Work task -
Look for "halvljusen" in each line of the records, and copy the lines that have it.

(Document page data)
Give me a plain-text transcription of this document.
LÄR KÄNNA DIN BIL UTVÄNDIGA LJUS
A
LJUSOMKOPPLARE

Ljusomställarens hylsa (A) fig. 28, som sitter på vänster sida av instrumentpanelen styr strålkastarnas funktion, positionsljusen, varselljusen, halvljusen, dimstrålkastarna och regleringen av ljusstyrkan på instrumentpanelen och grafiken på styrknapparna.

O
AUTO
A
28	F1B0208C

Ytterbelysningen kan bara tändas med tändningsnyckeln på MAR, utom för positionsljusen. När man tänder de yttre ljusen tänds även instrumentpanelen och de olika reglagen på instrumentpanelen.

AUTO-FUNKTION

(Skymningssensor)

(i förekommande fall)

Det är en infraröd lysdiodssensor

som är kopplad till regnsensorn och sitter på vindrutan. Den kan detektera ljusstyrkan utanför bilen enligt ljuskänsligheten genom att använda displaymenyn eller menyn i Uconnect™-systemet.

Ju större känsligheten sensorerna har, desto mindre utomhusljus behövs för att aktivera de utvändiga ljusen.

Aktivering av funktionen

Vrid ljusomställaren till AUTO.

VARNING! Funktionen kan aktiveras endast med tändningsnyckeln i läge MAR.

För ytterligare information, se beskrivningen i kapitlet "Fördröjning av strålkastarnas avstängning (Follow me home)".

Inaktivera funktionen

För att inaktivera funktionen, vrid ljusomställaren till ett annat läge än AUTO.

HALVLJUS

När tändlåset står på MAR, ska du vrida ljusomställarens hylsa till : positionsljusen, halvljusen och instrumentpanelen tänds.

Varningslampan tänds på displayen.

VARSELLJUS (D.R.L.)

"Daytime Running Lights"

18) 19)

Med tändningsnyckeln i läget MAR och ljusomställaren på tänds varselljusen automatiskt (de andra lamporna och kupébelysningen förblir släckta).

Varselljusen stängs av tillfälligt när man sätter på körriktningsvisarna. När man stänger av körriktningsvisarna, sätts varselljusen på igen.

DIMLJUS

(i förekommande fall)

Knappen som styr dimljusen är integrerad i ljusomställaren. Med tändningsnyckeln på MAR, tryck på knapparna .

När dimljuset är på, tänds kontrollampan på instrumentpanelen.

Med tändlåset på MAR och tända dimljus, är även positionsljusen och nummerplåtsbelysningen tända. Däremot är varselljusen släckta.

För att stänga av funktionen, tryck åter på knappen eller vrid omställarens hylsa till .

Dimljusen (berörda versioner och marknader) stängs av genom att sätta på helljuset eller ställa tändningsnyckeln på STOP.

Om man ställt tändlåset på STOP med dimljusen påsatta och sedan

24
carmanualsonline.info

Reply to the exercise -
Ljusomställarens hylsa (A) fig. 28, som sitter på vänster sida av instrumentpanelen styr strålkastarnas funktion, positionsljusen, varselljusen, halvljusen, dimstrålkastarna och regleringen av ljusstyrkan på instrumentpanelen och grafiken på styrknapparna.
När tändlåset står på MAR, ska du vrida ljusomställarens hylsa till : positionsljusen, halvljusen och instrumentpanelen tänds.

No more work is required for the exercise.